[Dataset entries]
.....
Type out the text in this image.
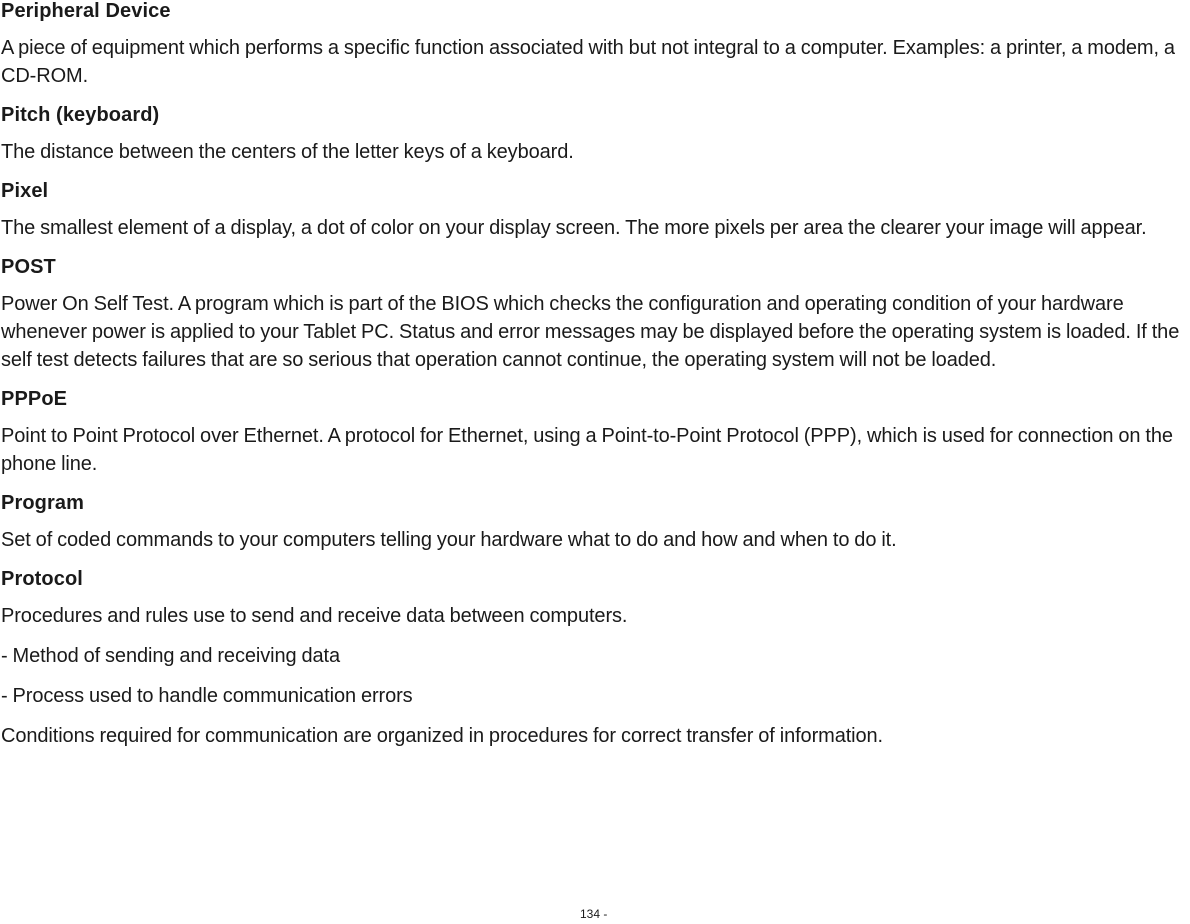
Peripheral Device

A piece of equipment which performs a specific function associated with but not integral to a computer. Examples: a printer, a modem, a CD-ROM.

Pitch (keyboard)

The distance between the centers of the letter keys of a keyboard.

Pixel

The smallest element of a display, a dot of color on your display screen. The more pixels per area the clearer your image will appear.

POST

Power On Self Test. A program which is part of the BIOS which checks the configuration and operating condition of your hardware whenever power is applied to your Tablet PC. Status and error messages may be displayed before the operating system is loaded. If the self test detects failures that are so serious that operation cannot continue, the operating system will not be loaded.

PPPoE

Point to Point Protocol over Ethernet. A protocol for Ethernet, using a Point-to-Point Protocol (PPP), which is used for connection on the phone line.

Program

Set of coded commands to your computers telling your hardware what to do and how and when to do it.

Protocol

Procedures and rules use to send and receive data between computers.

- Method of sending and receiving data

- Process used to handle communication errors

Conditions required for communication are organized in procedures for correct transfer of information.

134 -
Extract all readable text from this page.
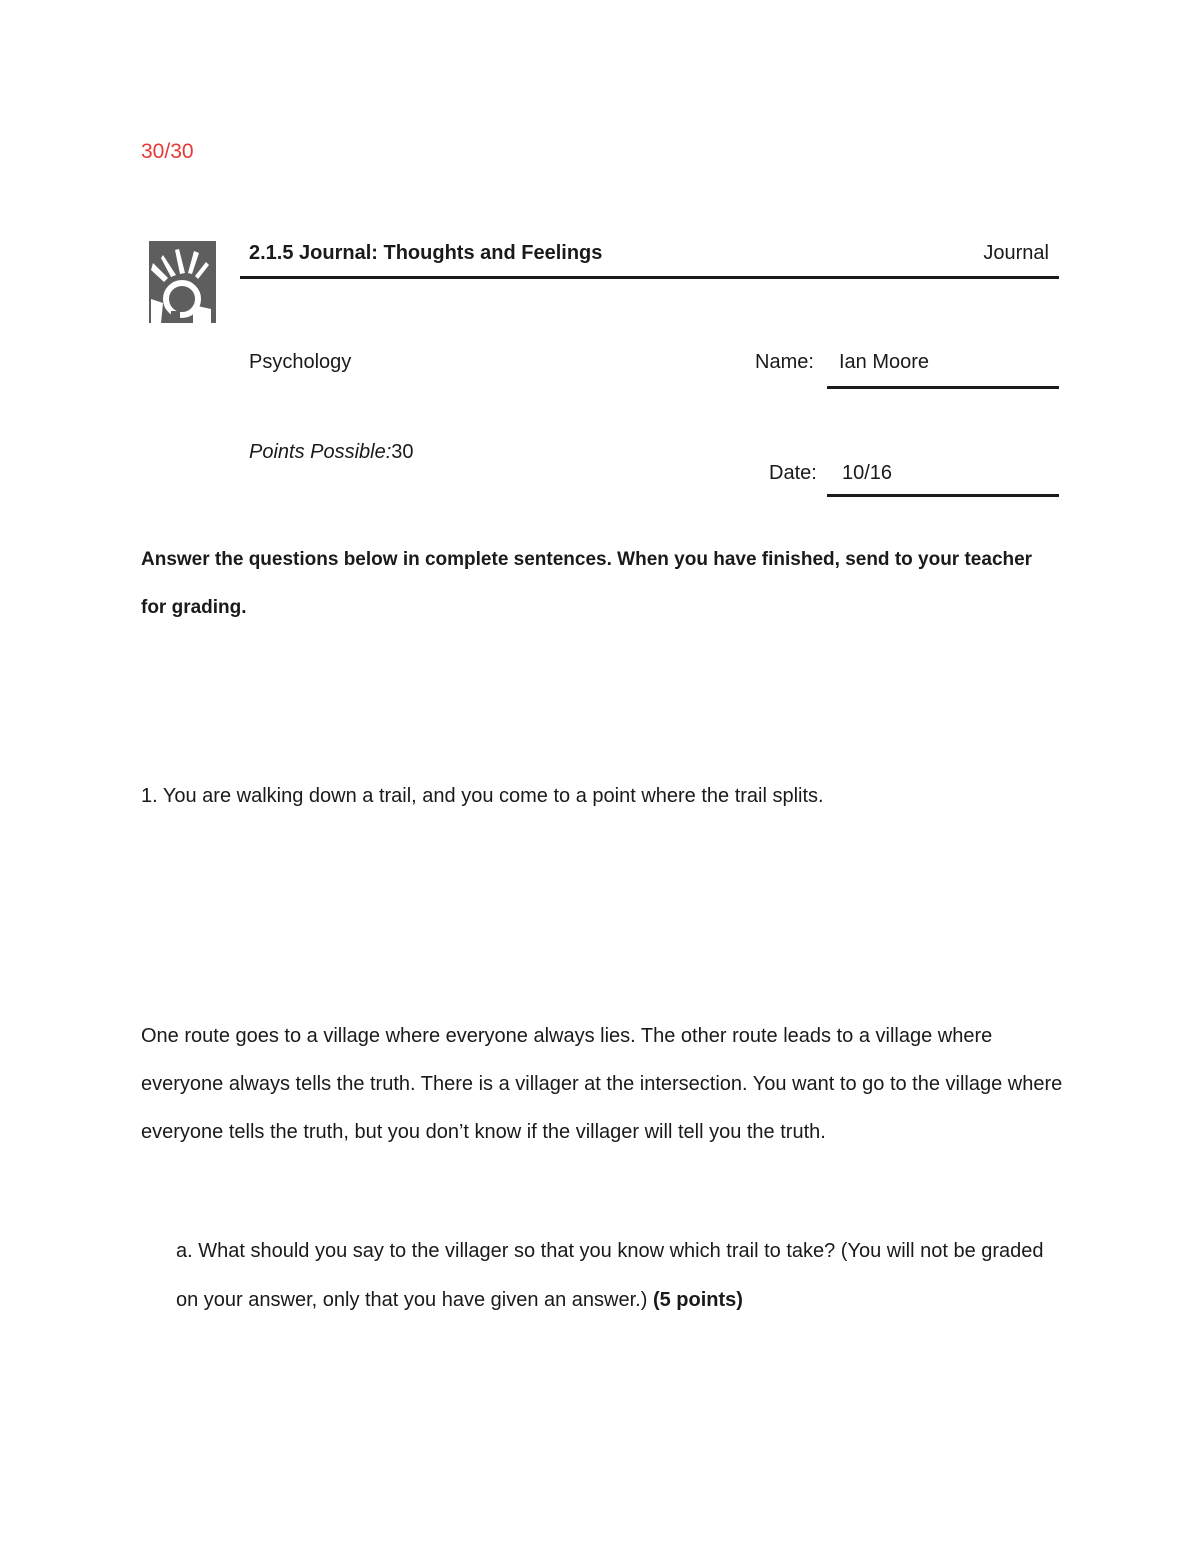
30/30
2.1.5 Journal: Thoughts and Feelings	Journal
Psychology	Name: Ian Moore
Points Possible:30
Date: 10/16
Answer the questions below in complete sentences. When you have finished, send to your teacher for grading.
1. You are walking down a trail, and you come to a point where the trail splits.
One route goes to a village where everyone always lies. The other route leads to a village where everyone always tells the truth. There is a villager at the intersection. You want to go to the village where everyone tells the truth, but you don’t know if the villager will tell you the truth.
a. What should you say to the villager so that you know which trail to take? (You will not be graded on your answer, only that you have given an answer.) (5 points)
.....
§ Aim of the task
Starting at the line that contains "Extract all readable text from this page.", write out every line through the end of the entries, both ends included, without any pictures.

§ Result
Extract all readable text from this page.
30/30
2.1.5 Journal: Thoughts and Feelings	Journal
Psychology	Name: Ian Moore
Points Possible:30
Date: 10/16
Answer the questions below in complete sentences. When you have finished, send to your teacher for grading.
1. You are walking down a trail, and you come to a point where the trail splits.
One route goes to a village where everyone always lies. The other route leads to a village where everyone always tells the truth. There is a villager at the intersection. You want to go to the village where everyone tells the truth, but you don’t know if the villager will tell you the truth.
a. What should you say to the villager so that you know which trail to take? (You will not be graded on your answer, only that you have given an answer.) (5 points)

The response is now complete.